INSTRUCTIONS FOR THE TASK: Transcribe the full listing exactly, and drop every picture.

RECORD SET:
* * *

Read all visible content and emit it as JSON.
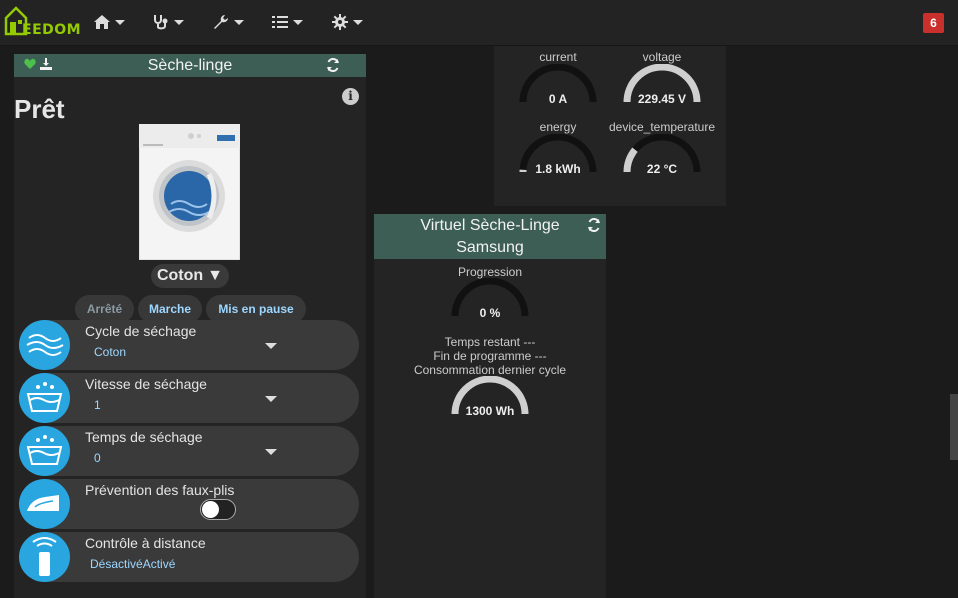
{
  "navbar": {
    "logo_text": "EEDOM",
    "menu": [
      {
        "icon": "home-icon"
      },
      {
        "icon": "stethoscope-icon"
      },
      {
        "icon": "wrench-icon"
      },
      {
        "icon": "tasks-icon"
      },
      {
        "icon": "gear-icon"
      }
    ],
    "notification_count": "6"
  },
  "dryer_widget": {
    "title": "Sèche-linge",
    "state": "Prêt",
    "program": "Coton",
    "program_caret": "▼",
    "buttons": {
      "stop": "Arrêté",
      "start": "Marche",
      "pause": "Mis en pause"
    },
    "rows": [
      {
        "label": "Cycle de séchage",
        "value": "Coton",
        "icon": "wind-icon"
      },
      {
        "label": "Vitesse de séchage",
        "value": "1",
        "icon": "basin-icon"
      },
      {
        "label": "Temps de séchage",
        "value": "0",
        "icon": "basin-icon"
      },
      {
        "label": "Prévention des faux-plis",
        "value": "",
        "icon": "iron-icon"
      },
      {
        "label": "Contrôle à distance",
        "value": "DésactivéActivé",
        "icon": "remote-icon"
      }
    ],
    "anti_crease_on": false
  },
  "power_widget": {
    "gauges": [
      {
        "label": "current",
        "value": "0 A",
        "fill": 0.0
      },
      {
        "label": "voltage",
        "value": "229.45 V",
        "fill": 1.0
      },
      {
        "label": "energy",
        "value": "1.8 kWh",
        "fill": 0.02
      },
      {
        "label": "device_temperature",
        "value": "22 °C",
        "fill": 0.22
      }
    ]
  },
  "virtual_widget": {
    "title_line1": "Virtuel Sèche-Linge",
    "title_line2": "Samsung",
    "progress_label": "Progression",
    "progress_value": "0 %",
    "progress_fill": 0.0,
    "remaining": "Temps restant ---",
    "end": "Fin de programme ---",
    "consumption_label": "Consommation dernier cycle",
    "consumption_value": "1300 Wh",
    "consumption_fill": 1.0
  },
  "colors": {
    "accent": "#29a6df",
    "header": "#3d5e55",
    "link": "#9dd7ff",
    "badge": "#c9302c"
  }
}
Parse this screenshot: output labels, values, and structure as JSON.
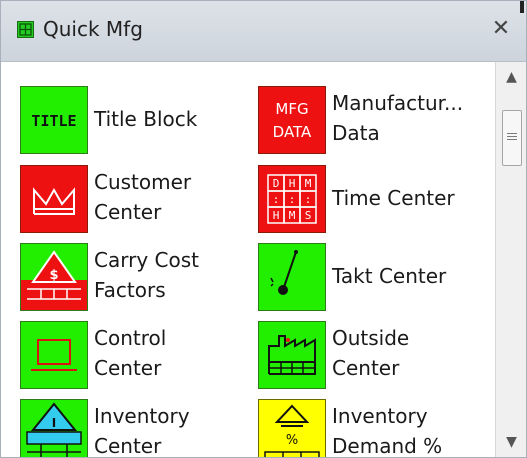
{
  "window": {
    "title": "Quick Mfg",
    "close_glyph": "✕",
    "title_icon": "grid-icon"
  },
  "items": [
    {
      "label": "Title Block",
      "icon": "title-block-icon",
      "icon_text": "TITLE"
    },
    {
      "label": "Manufactur...\nData",
      "icon": "manufacturing-data-icon",
      "icon_text_1": "MFG",
      "icon_text_2": "DATA"
    },
    {
      "label": "Customer\nCenter",
      "icon": "customer-center-icon"
    },
    {
      "label": "Time Center",
      "icon": "time-center-icon",
      "icon_letters": [
        "D",
        "H",
        "M",
        ":",
        ":",
        ":",
        "H",
        "M",
        "S"
      ]
    },
    {
      "label": "Carry Cost\nFactors",
      "icon": "carry-cost-icon",
      "icon_text": "$"
    },
    {
      "label": "Takt Center",
      "icon": "takt-center-icon"
    },
    {
      "label": "Control\nCenter",
      "icon": "control-center-icon"
    },
    {
      "label": "Outside\nCenter",
      "icon": "outside-center-icon"
    },
    {
      "label": "Inventory\nCenter",
      "icon": "inventory-center-icon",
      "icon_text": "I"
    },
    {
      "label": "Inventory\nDemand %",
      "icon": "inventory-demand-icon",
      "icon_text": "%"
    }
  ],
  "scrollbar": {
    "up_glyph": "▲",
    "down_glyph": "▼"
  },
  "colors": {
    "green": "#22ee00",
    "red": "#ee1111",
    "yellow": "#ffff00",
    "cyan": "#33ccee"
  }
}
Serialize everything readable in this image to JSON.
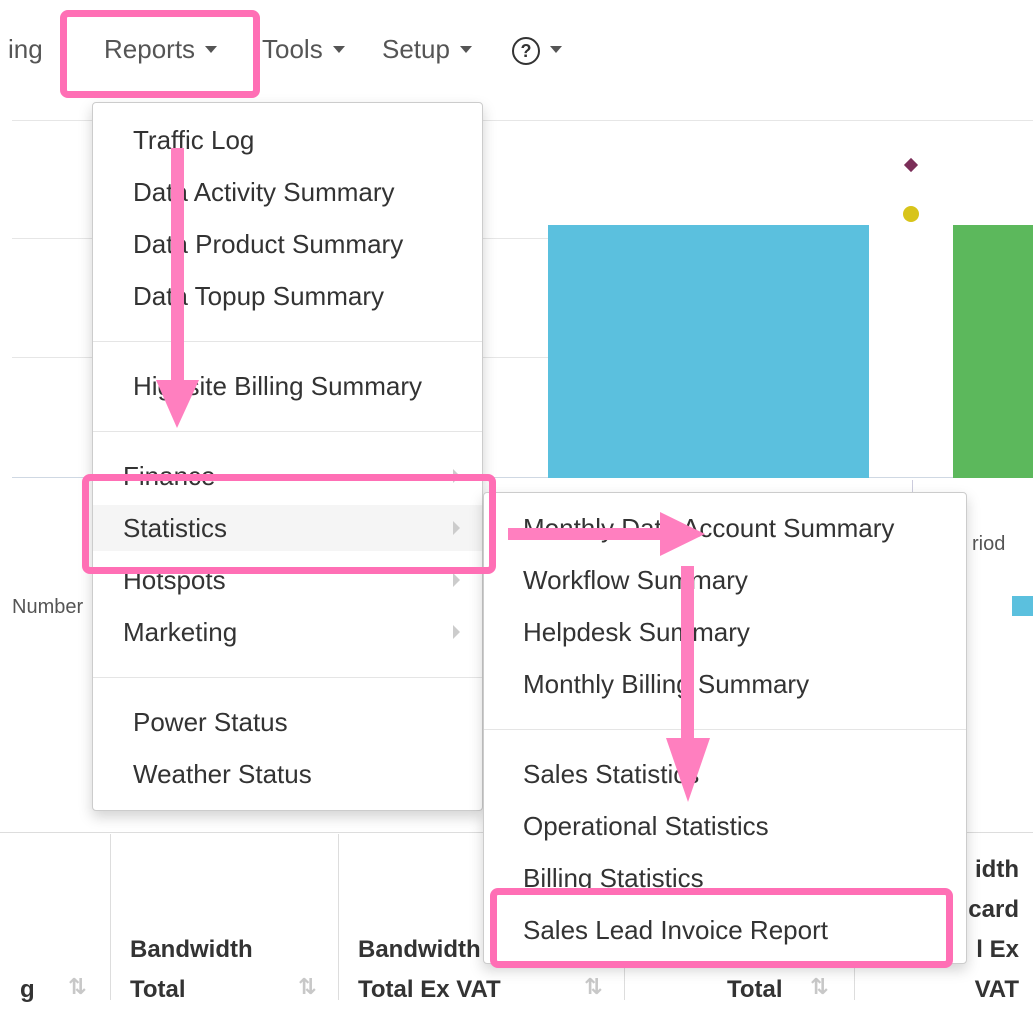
{
  "nav": {
    "partial_item": "ing",
    "reports": "Reports",
    "tools": "Tools",
    "setup": "Setup",
    "help_icon": "?"
  },
  "reports_menu": {
    "items_group1": [
      "Traffic Log",
      "Data Activity Summary",
      "Data Product Summary",
      "Data Topup Summary"
    ],
    "items_group2": [
      "Highsite Billing Summary"
    ],
    "items_group3": [
      "Finance",
      "Statistics",
      "Hotspots",
      "Marketing"
    ],
    "items_group4": [
      "Power Status",
      "Weather Status"
    ]
  },
  "statistics_menu": {
    "items_group1": [
      "Monthly Data Account Summary",
      "Workflow Summary",
      "Helpdesk Summary",
      "Monthly Billing Summary"
    ],
    "items_group2": [
      "Sales Statistics",
      "Operational Statistics",
      "Billing Statistics",
      "Sales Lead Invoice Report"
    ]
  },
  "background": {
    "chart_label_left": "Number",
    "chart_label_right": "riod"
  },
  "table": {
    "headers": [
      {
        "line1": "",
        "line2": "g"
      },
      {
        "line1": "Bandwidth",
        "line2": "Total"
      },
      {
        "line1": "Bandwidth",
        "line2": "Total Ex VAT"
      },
      {
        "line1": "",
        "line2": "Total"
      },
      {
        "line1": "idth",
        "line2": "card",
        "line3": "l Ex",
        "line4": "VAT"
      }
    ]
  },
  "colors": {
    "highlight": "#ff6fb5",
    "bar_blue": "#5bc0de",
    "bar_green": "#5cb85c",
    "arrow": "#ff7fbf"
  }
}
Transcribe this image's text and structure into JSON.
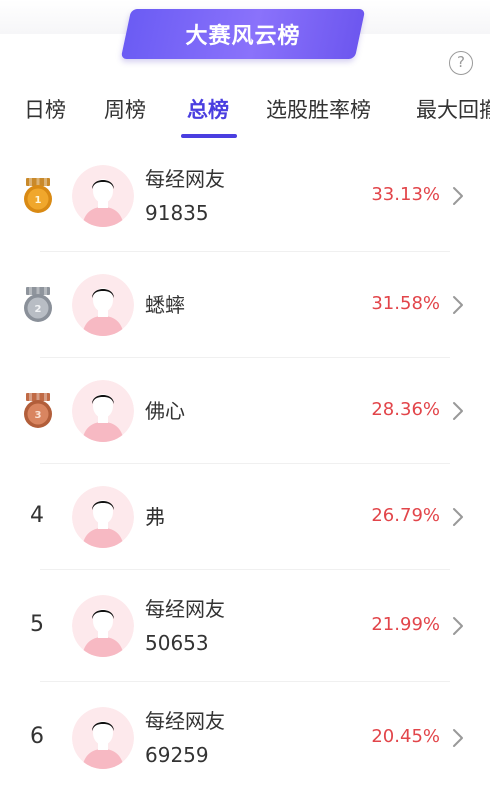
{
  "banner": {
    "title": "大赛风云榜"
  },
  "help": {
    "icon": "question-circle-icon",
    "glyph": "?"
  },
  "tabs": [
    {
      "label": "日榜",
      "active": false
    },
    {
      "label": "周榜",
      "active": false
    },
    {
      "label": "总榜",
      "active": true
    },
    {
      "label": "选股胜率榜",
      "active": false
    },
    {
      "label": "最大回撤",
      "active": false
    }
  ],
  "colors": {
    "accent": "#4a3ee0",
    "banner": "#7b66f7",
    "rate": "#e2454a"
  },
  "ranking": [
    {
      "rank": "1",
      "medal": "gold-medal-icon",
      "name_line1": "每经网友",
      "name_line2": "91835",
      "rate": "33.13%"
    },
    {
      "rank": "2",
      "medal": "silver-medal-icon",
      "name_line1": "蟋蟀",
      "name_line2": "",
      "rate": "31.58%"
    },
    {
      "rank": "3",
      "medal": "bronze-medal-icon",
      "name_line1": "佛心",
      "name_line2": "",
      "rate": "28.36%"
    },
    {
      "rank": "4",
      "medal": "",
      "name_line1": "弗",
      "name_line2": "",
      "rate": "26.79%"
    },
    {
      "rank": "5",
      "medal": "",
      "name_line1": "每经网友",
      "name_line2": "50653",
      "rate": "21.99%"
    },
    {
      "rank": "6",
      "medal": "",
      "name_line1": "每经网友",
      "name_line2": "69259",
      "rate": "20.45%"
    }
  ]
}
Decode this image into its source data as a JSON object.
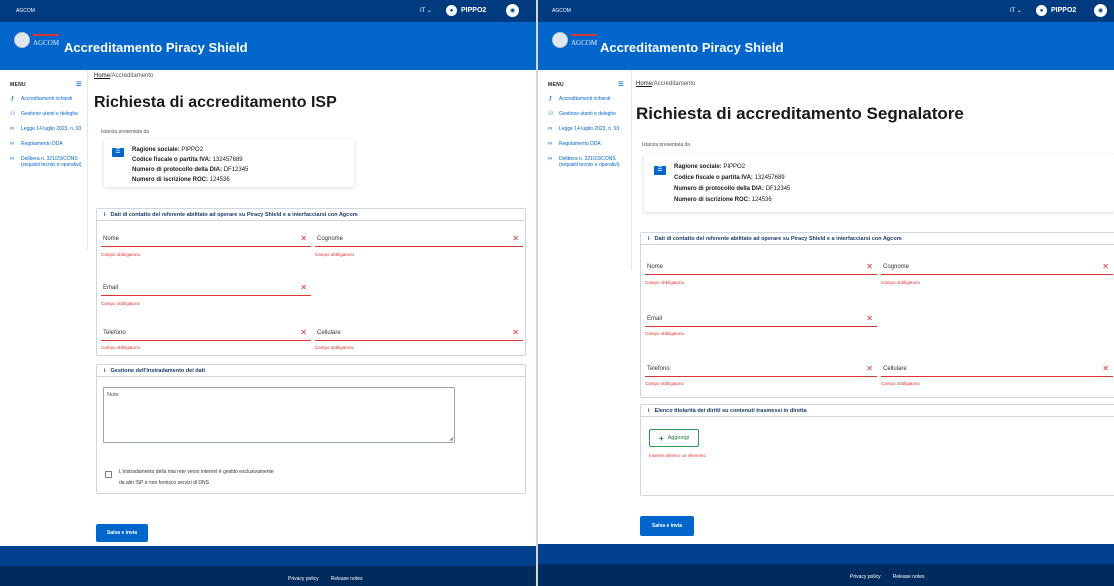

* * *

RESPONSE FOR THIS EXERCISE:
Read all visible content and emit it as JSON.
{
  "navbar": {
    "logo_text": "EEDOM",
    "menu": [
      {
        "icon": "home-icon"
      },
      {
        "icon": "stethoscope-icon"
      },
      {
        "icon": "wrench-icon"
      },
      {
        "icon": "tasks-icon"
      },
      {
        "icon": "gear-icon"
      }
    ],
    "notification_count": "6"
  },
  "dryer_widget": {
    "title": "Sèche-linge",
    "state": "Prêt",
    "program": "Coton",
    "program_caret": "▼",
    "buttons": {
      "stop": "Arrêté",
      "start": "Marche",
      "pause": "Mis en pause"
    },
    "rows": [
      {
        "label": "Cycle de séchage",
        "value": "Coton",
        "icon": "wind-icon"
      },
      {
        "label": "Vitesse de séchage",
        "value": "1",
        "icon": "basin-icon"
      },
      {
        "label": "Temps de séchage",
        "value": "0",
        "icon": "basin-icon"
      },
      {
        "label": "Prévention des faux-plis",
        "value": "",
        "icon": "iron-icon"
      },
      {
        "label": "Contrôle à distance",
        "value": "DésactivéActivé",
        "icon": "remote-icon"
      }
    ],
    "anti_crease_on": false
  },
  "power_widget": {
    "gauges": [
      {
        "label": "current",
        "value": "0 A",
        "fill": 0.0
      },
      {
        "label": "voltage",
        "value": "229.45 V",
        "fill": 1.0
      },
      {
        "label": "energy",
        "value": "1.8 kWh",
        "fill": 0.02
      },
      {
        "label": "device_temperature",
        "value": "22 °C",
        "fill": 0.22
      }
    ]
  },
  "virtual_widget": {
    "title_line1": "Virtuel Sèche-Linge",
    "title_line2": "Samsung",
    "progress_label": "Progression",
    "progress_value": "0 %",
    "progress_fill": 0.0,
    "remaining": "Temps restant ---",
    "end": "Fin de programme ---",
    "consumption_label": "Consommation dernier cycle",
    "consumption_value": "1300 Wh",
    "consumption_fill": 1.0
  },
  "colors": {
    "accent": "#29a6df",
    "header": "#3d5e55",
    "link": "#9dd7ff",
    "badge": "#c9302c"
  }
}
Parse this screenshot: output labels, values, and structure as JSON.
{
  "window": {
    "title": "Quick Mfg",
    "close_glyph": "✕",
    "title_icon": "grid-icon"
  },
  "items": [
    {
      "label": "Title Block",
      "icon": "title-block-icon",
      "icon_text": "TITLE"
    },
    {
      "label": "Manufactur...\nData",
      "icon": "manufacturing-data-icon",
      "icon_text_1": "MFG",
      "icon_text_2": "DATA"
    },
    {
      "label": "Customer\nCenter",
      "icon": "customer-center-icon"
    },
    {
      "label": "Time Center",
      "icon": "time-center-icon",
      "icon_letters": [
        "D",
        "H",
        "M",
        ":",
        ":",
        ":",
        "H",
        "M",
        "S"
      ]
    },
    {
      "label": "Carry Cost\nFactors",
      "icon": "carry-cost-icon",
      "icon_text": "$"
    },
    {
      "label": "Takt Center",
      "icon": "takt-center-icon"
    },
    {
      "label": "Control\nCenter",
      "icon": "control-center-icon"
    },
    {
      "label": "Outside\nCenter",
      "icon": "outside-center-icon"
    },
    {
      "label": "Inventory\nCenter",
      "icon": "inventory-center-icon",
      "icon_text": "I"
    },
    {
      "label": "Inventory\nDemand %",
      "icon": "inventory-demand-icon",
      "icon_text": "%"
    }
  ],
  "scrollbar": {
    "up_glyph": "▲",
    "down_glyph": "▼"
  },
  "colors": {
    "green": "#22ee00",
    "red": "#ee1111",
    "yellow": "#ffff00",
    "cyan": "#33ccee"
  }
}
Serialize everything readable in this image to JSON.
{
  "nav": {
    "partial_item": "ing",
    "reports": "Reports",
    "tools": "Tools",
    "setup": "Setup",
    "help_icon": "?"
  },
  "reports_menu": {
    "items_group1": [
      "Traffic Log",
      "Data Activity Summary",
      "Data Product Summary",
      "Data Topup Summary"
    ],
    "items_group2": [
      "Highsite Billing Summary"
    ],
    "items_group3": [
      "Finance",
      "Statistics",
      "Hotspots",
      "Marketing"
    ],
    "items_group4": [
      "Power Status",
      "Weather Status"
    ]
  },
  "statistics_menu": {
    "items_group1": [
      "Monthly Data Account Summary",
      "Workflow Summary",
      "Helpdesk Summary",
      "Monthly Billing Summary"
    ],
    "items_group2": [
      "Sales Statistics",
      "Operational Statistics",
      "Billing Statistics",
      "Sales Lead Invoice Report"
    ]
  },
  "background": {
    "chart_label_left": "Number",
    "chart_label_right": "riod"
  },
  "table": {
    "headers": [
      {
        "line1": "",
        "line2": "g"
      },
      {
        "line1": "Bandwidth",
        "line2": "Total"
      },
      {
        "line1": "Bandwidth",
        "line2": "Total Ex VAT"
      },
      {
        "line1": "",
        "line2": "Total"
      },
      {
        "line1": "idth",
        "line2": "card",
        "line3": "l Ex",
        "line4": "VAT"
      }
    ]
  },
  "colors": {
    "highlight": "#ff6fb5",
    "bar_blue": "#5bc0de",
    "bar_green": "#5cb85c",
    "arrow": "#ff7fbf"
  }
}
Transcribe this image's text and structure into JSON.
{
  "banner": {
    "title": "大赛风云榜"
  },
  "help": {
    "icon": "question-circle-icon",
    "glyph": "?"
  },
  "tabs": [
    {
      "label": "日榜",
      "active": false
    },
    {
      "label": "周榜",
      "active": false
    },
    {
      "label": "总榜",
      "active": true
    },
    {
      "label": "选股胜率榜",
      "active": false
    },
    {
      "label": "最大回撤",
      "active": false
    }
  ],
  "colors": {
    "accent": "#4a3ee0",
    "banner": "#7b66f7",
    "rate": "#e2454a"
  },
  "ranking": [
    {
      "rank": "1",
      "medal": "gold-medal-icon",
      "name_line1": "每经网友",
      "name_line2": "91835",
      "rate": "33.13%"
    },
    {
      "rank": "2",
      "medal": "silver-medal-icon",
      "name_line1": "蟋蟀",
      "name_line2": "",
      "rate": "31.58%"
    },
    {
      "rank": "3",
      "medal": "bronze-medal-icon",
      "name_line1": "佛心",
      "name_line2": "",
      "rate": "28.36%"
    },
    {
      "rank": "4",
      "medal": "",
      "name_line1": "弗",
      "name_line2": "",
      "rate": "26.79%"
    },
    {
      "rank": "5",
      "medal": "",
      "name_line1": "每经网友",
      "name_line2": "50653",
      "rate": "21.99%"
    },
    {
      "rank": "6",
      "medal": "",
      "name_line1": "每经网友",
      "name_line2": "69259",
      "rate": "20.45%"
    }
  ]
}
Decode this image into its source data as a JSON object.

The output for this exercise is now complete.